# WHAT THE TASK ASKS
Starting at the line with "Output a JSON", return every line through the final one of the data, word for word. Pictures stay out.

# RECORDS FOR PROCESSING
※ ※ ※
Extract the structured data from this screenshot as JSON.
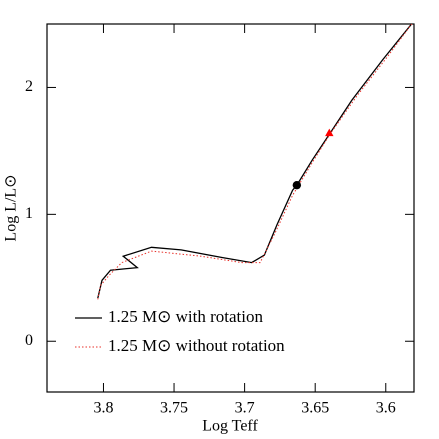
{
  "chart_data": {
    "type": "line",
    "x_label": "Log Teff",
    "y_label": "Log L/L⊙",
    "xlim": [
      3.84,
      3.58
    ],
    "ylim": [
      -0.4,
      2.5
    ],
    "xticks": [
      3.8,
      3.75,
      3.7,
      3.65,
      3.6
    ],
    "yticks": [
      0,
      1,
      2
    ],
    "legend": "lower left",
    "series": [
      {
        "name": "1.25 M⊙ with rotation",
        "color": "#000000",
        "dash": "solid",
        "x": [
          3.804,
          3.801,
          3.795,
          3.776,
          3.786,
          3.766,
          3.745,
          3.716,
          3.695,
          3.686,
          3.677,
          3.666,
          3.663,
          3.652,
          3.64,
          3.624,
          3.602,
          3.581
        ],
        "values": [
          0.34,
          0.48,
          0.56,
          0.58,
          0.67,
          0.74,
          0.72,
          0.66,
          0.62,
          0.68,
          0.92,
          1.19,
          1.23,
          1.43,
          1.63,
          1.9,
          2.22,
          2.51
        ]
      },
      {
        "name": "1.25 M⊙ without rotation",
        "color": "#e8302a",
        "dash": "dotted",
        "x": [
          3.804,
          3.802,
          3.796,
          3.787,
          3.766,
          3.731,
          3.702,
          3.689,
          3.679,
          3.666,
          3.652,
          3.639,
          3.62,
          3.599,
          3.581
        ],
        "values": [
          0.33,
          0.44,
          0.52,
          0.62,
          0.71,
          0.67,
          0.62,
          0.62,
          0.84,
          1.15,
          1.41,
          1.64,
          1.94,
          2.24,
          2.51
        ]
      }
    ],
    "markers": [
      {
        "x": 3.663,
        "y": 1.23,
        "color": "#000000",
        "shape": "circle"
      },
      {
        "x": 3.64,
        "y": 1.64,
        "color": "#ff0000",
        "shape": "triangle"
      }
    ]
  }
}
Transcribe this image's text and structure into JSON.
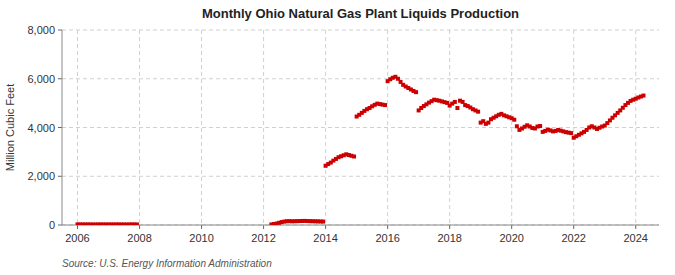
{
  "chart_data": {
    "type": "scatter",
    "title": "Monthly Ohio Natural Gas Plant Liquids Production",
    "y_label": "Million Cubic Feet",
    "annotations": [
      "Source: U.S. Energy Information Administration"
    ],
    "color": "#cc0000",
    "marker": "square",
    "grid": true,
    "xlim": [
      2005.5,
      2024.75
    ],
    "xticks": [
      2006,
      2008,
      2010,
      2012,
      2014,
      2016,
      2018,
      2020,
      2022,
      2024
    ],
    "ylim": [
      0,
      8000
    ],
    "yticks": [
      0,
      {
        "value": 2000,
        "label": "2,000"
      },
      {
        "value": 4000,
        "label": "4,000"
      },
      {
        "value": 6000,
        "label": "6,000"
      },
      {
        "value": 8000,
        "label": "8,000"
      }
    ],
    "x": [
      2006.0,
      2006.083,
      2006.167,
      2006.25,
      2006.333,
      2006.417,
      2006.5,
      2006.583,
      2006.667,
      2006.75,
      2006.833,
      2006.917,
      2007.0,
      2007.083,
      2007.167,
      2007.25,
      2007.333,
      2007.417,
      2007.5,
      2007.583,
      2007.667,
      2007.75,
      2007.833,
      2007.917,
      2012.25,
      2012.333,
      2012.417,
      2012.5,
      2012.583,
      2012.667,
      2012.75,
      2012.833,
      2012.917,
      2013.0,
      2013.083,
      2013.167,
      2013.25,
      2013.333,
      2013.417,
      2013.5,
      2013.583,
      2013.667,
      2013.75,
      2013.833,
      2013.917,
      2014.0,
      2014.083,
      2014.167,
      2014.25,
      2014.333,
      2014.417,
      2014.5,
      2014.583,
      2014.667,
      2014.75,
      2014.833,
      2014.917,
      2015.0,
      2015.083,
      2015.167,
      2015.25,
      2015.333,
      2015.417,
      2015.5,
      2015.583,
      2015.667,
      2015.75,
      2015.833,
      2015.917,
      2016.0,
      2016.083,
      2016.167,
      2016.25,
      2016.333,
      2016.417,
      2016.5,
      2016.583,
      2016.667,
      2016.75,
      2016.833,
      2016.917,
      2017.0,
      2017.083,
      2017.167,
      2017.25,
      2017.333,
      2017.417,
      2017.5,
      2017.583,
      2017.667,
      2017.75,
      2017.833,
      2017.917,
      2018.0,
      2018.083,
      2018.167,
      2018.25,
      2018.333,
      2018.417,
      2018.5,
      2018.583,
      2018.667,
      2018.75,
      2018.833,
      2018.917,
      2019.0,
      2019.083,
      2019.167,
      2019.25,
      2019.333,
      2019.417,
      2019.5,
      2019.583,
      2019.667,
      2019.75,
      2019.833,
      2019.917,
      2020.0,
      2020.083,
      2020.167,
      2020.25,
      2020.333,
      2020.417,
      2020.5,
      2020.583,
      2020.667,
      2020.75,
      2020.833,
      2020.917,
      2021.0,
      2021.083,
      2021.167,
      2021.25,
      2021.333,
      2021.417,
      2021.5,
      2021.583,
      2021.667,
      2021.75,
      2021.833,
      2021.917,
      2022.0,
      2022.083,
      2022.167,
      2022.25,
      2022.333,
      2022.417,
      2022.5,
      2022.583,
      2022.667,
      2022.75,
      2022.833,
      2022.917,
      2023.0,
      2023.083,
      2023.167,
      2023.25,
      2023.333,
      2023.417,
      2023.5,
      2023.583,
      2023.667,
      2023.75,
      2023.833,
      2023.917,
      2024.0,
      2024.083,
      2024.167,
      2024.25
    ],
    "values": [
      25,
      22,
      24,
      21,
      23,
      22,
      20,
      21,
      23,
      24,
      22,
      21,
      23,
      22,
      21,
      24,
      23,
      22,
      21,
      20,
      22,
      24,
      23,
      22,
      22,
      40,
      60,
      90,
      120,
      140,
      155,
      158,
      152,
      155,
      158,
      162,
      165,
      168,
      162,
      158,
      155,
      151,
      148,
      145,
      140,
      2430,
      2500,
      2560,
      2640,
      2710,
      2780,
      2820,
      2860,
      2900,
      2870,
      2840,
      2810,
      4450,
      4520,
      4600,
      4680,
      4750,
      4800,
      4870,
      4930,
      4980,
      4960,
      4940,
      4920,
      5900,
      5980,
      6040,
      6080,
      6000,
      5870,
      5750,
      5680,
      5620,
      5560,
      5500,
      5450,
      4700,
      4800,
      4880,
      4950,
      5020,
      5080,
      5140,
      5120,
      5100,
      5070,
      5040,
      5010,
      4900,
      4980,
      5050,
      4800,
      5100,
      5050,
      4920,
      4880,
      4820,
      4750,
      4700,
      4650,
      4200,
      4260,
      4150,
      4200,
      4340,
      4400,
      4460,
      4520,
      4560,
      4500,
      4460,
      4420,
      4380,
      4320,
      4050,
      3900,
      3960,
      4030,
      4090,
      4040,
      3980,
      3960,
      4040,
      4060,
      3820,
      3860,
      3910,
      3880,
      3840,
      3860,
      3900,
      3870,
      3840,
      3810,
      3790,
      3770,
      3580,
      3640,
      3700,
      3760,
      3820,
      3900,
      4000,
      4050,
      4000,
      3940,
      3990,
      4040,
      4080,
      4180,
      4290,
      4400,
      4500,
      4600,
      4700,
      4810,
      4920,
      5010,
      5090,
      5140,
      5180,
      5230,
      5270,
      5310
    ]
  }
}
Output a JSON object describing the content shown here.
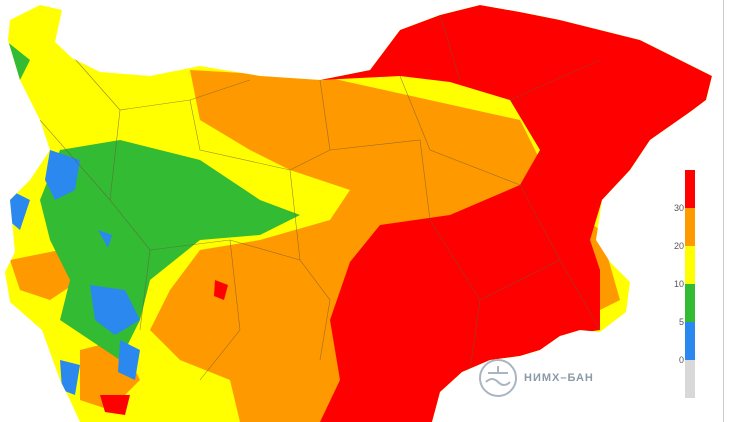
{
  "map": {
    "region": "Bulgaria",
    "colors": {
      "red": "#ff0000",
      "orange": "#ff9900",
      "yellow": "#ffff00",
      "green": "#33bb33",
      "blue": "#2b88ee",
      "grey": "#d8d8d8"
    }
  },
  "legend": {
    "ticks": [
      "30",
      "20",
      "10",
      "5",
      "0"
    ],
    "classes": [
      {
        "color": "#ff0000",
        "range": ">30"
      },
      {
        "color": "#ff9900",
        "range": "20-30"
      },
      {
        "color": "#ffff00",
        "range": "10-20"
      },
      {
        "color": "#33bb33",
        "range": "5-10"
      },
      {
        "color": "#2b88ee",
        "range": "0-5"
      },
      {
        "color": "#d8d8d8",
        "range": "<0"
      }
    ]
  },
  "logo": {
    "text": "НИМХ–БАН"
  }
}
※ ※ ※
# FINISHED ANSWER
Output a JSON object describing the content shown here.
{
  "map": {
    "region": "Bulgaria",
    "colors": {
      "red": "#ff0000",
      "orange": "#ff9900",
      "yellow": "#ffff00",
      "green": "#33bb33",
      "blue": "#2b88ee",
      "grey": "#d8d8d8"
    }
  },
  "legend": {
    "ticks": [
      "30",
      "20",
      "10",
      "5",
      "0"
    ],
    "classes": [
      {
        "color": "#ff0000",
        "range": ">30"
      },
      {
        "color": "#ff9900",
        "range": "20-30"
      },
      {
        "color": "#ffff00",
        "range": "10-20"
      },
      {
        "color": "#33bb33",
        "range": "5-10"
      },
      {
        "color": "#2b88ee",
        "range": "0-5"
      },
      {
        "color": "#d8d8d8",
        "range": "<0"
      }
    ]
  },
  "logo": {
    "text": "НИМХ–БАН"
  }
}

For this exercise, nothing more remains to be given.